_Short task:_
Copy out every line in which the string "only" occurs.

_Information supplied:_
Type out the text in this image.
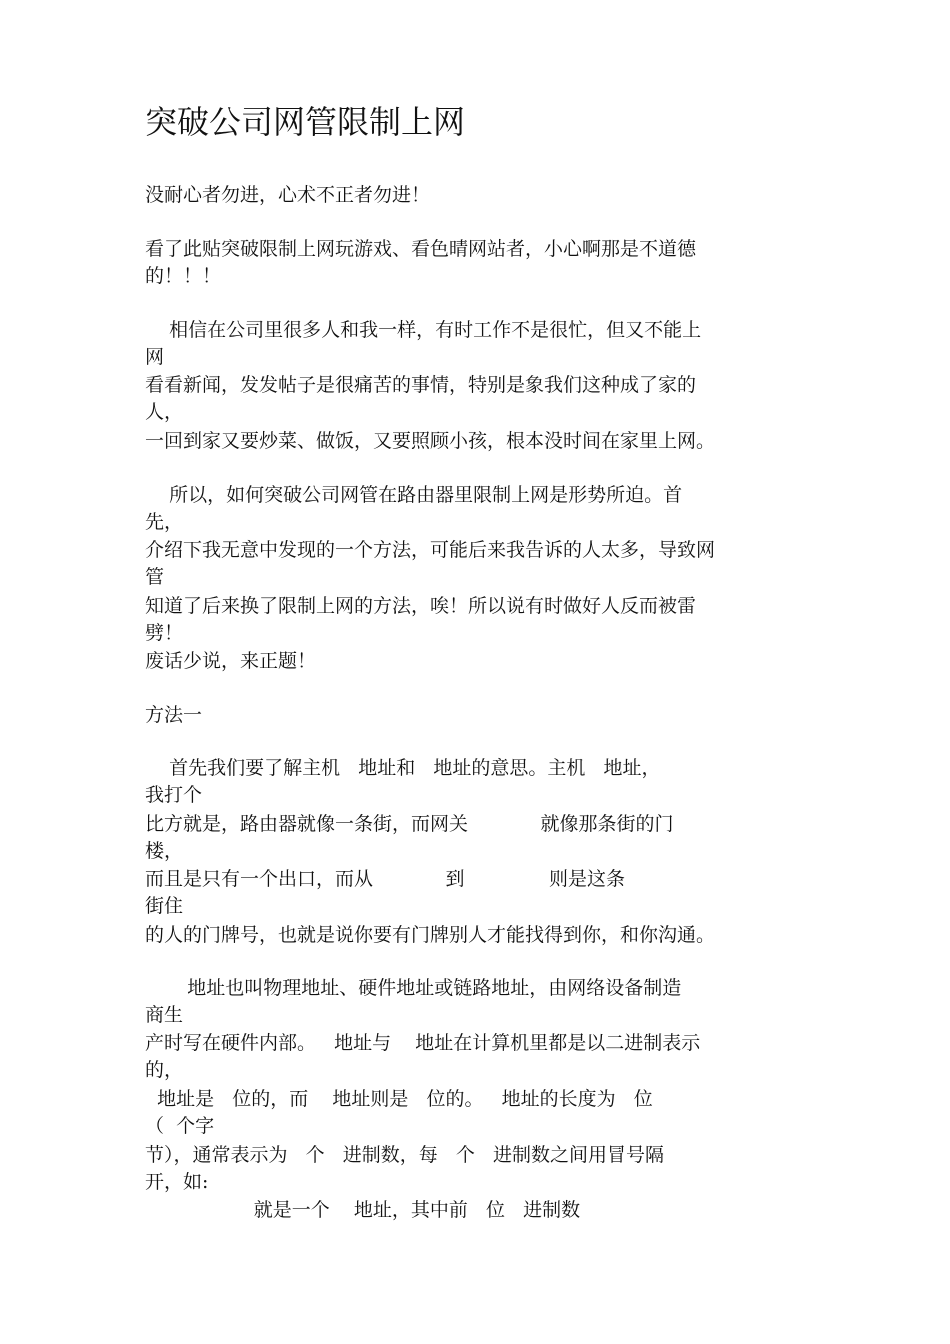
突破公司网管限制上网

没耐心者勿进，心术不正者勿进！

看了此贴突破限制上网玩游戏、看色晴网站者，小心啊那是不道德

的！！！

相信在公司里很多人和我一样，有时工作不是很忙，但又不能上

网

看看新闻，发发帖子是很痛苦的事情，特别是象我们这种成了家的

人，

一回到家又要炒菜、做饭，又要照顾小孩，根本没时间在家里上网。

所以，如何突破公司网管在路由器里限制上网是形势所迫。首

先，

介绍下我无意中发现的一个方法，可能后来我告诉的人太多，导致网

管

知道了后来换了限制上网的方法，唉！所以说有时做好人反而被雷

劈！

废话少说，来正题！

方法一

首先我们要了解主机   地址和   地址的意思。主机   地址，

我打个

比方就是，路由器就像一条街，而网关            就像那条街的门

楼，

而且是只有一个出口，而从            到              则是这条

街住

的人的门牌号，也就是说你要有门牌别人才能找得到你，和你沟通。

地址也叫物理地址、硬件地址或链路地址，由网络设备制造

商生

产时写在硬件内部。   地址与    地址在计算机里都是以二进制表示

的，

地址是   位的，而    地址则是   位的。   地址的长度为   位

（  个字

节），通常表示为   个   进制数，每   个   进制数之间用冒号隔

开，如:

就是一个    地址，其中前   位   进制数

...

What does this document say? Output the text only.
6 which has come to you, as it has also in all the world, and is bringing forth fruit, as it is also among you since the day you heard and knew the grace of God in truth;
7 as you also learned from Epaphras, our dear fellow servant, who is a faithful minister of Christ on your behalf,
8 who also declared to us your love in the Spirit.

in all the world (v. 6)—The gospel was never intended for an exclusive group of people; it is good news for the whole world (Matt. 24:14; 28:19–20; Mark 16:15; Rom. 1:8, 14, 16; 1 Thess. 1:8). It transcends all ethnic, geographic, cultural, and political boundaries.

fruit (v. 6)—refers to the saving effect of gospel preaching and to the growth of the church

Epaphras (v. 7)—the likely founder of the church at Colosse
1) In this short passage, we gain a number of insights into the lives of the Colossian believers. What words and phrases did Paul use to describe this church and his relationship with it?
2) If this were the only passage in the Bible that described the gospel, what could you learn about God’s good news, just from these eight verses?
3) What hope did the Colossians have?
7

_Correct result:_
What does this document say? Output the text only.
2) If this were the only passage in the Bible that described the gospel, what could you learn about God’s good news, just from these eight verses?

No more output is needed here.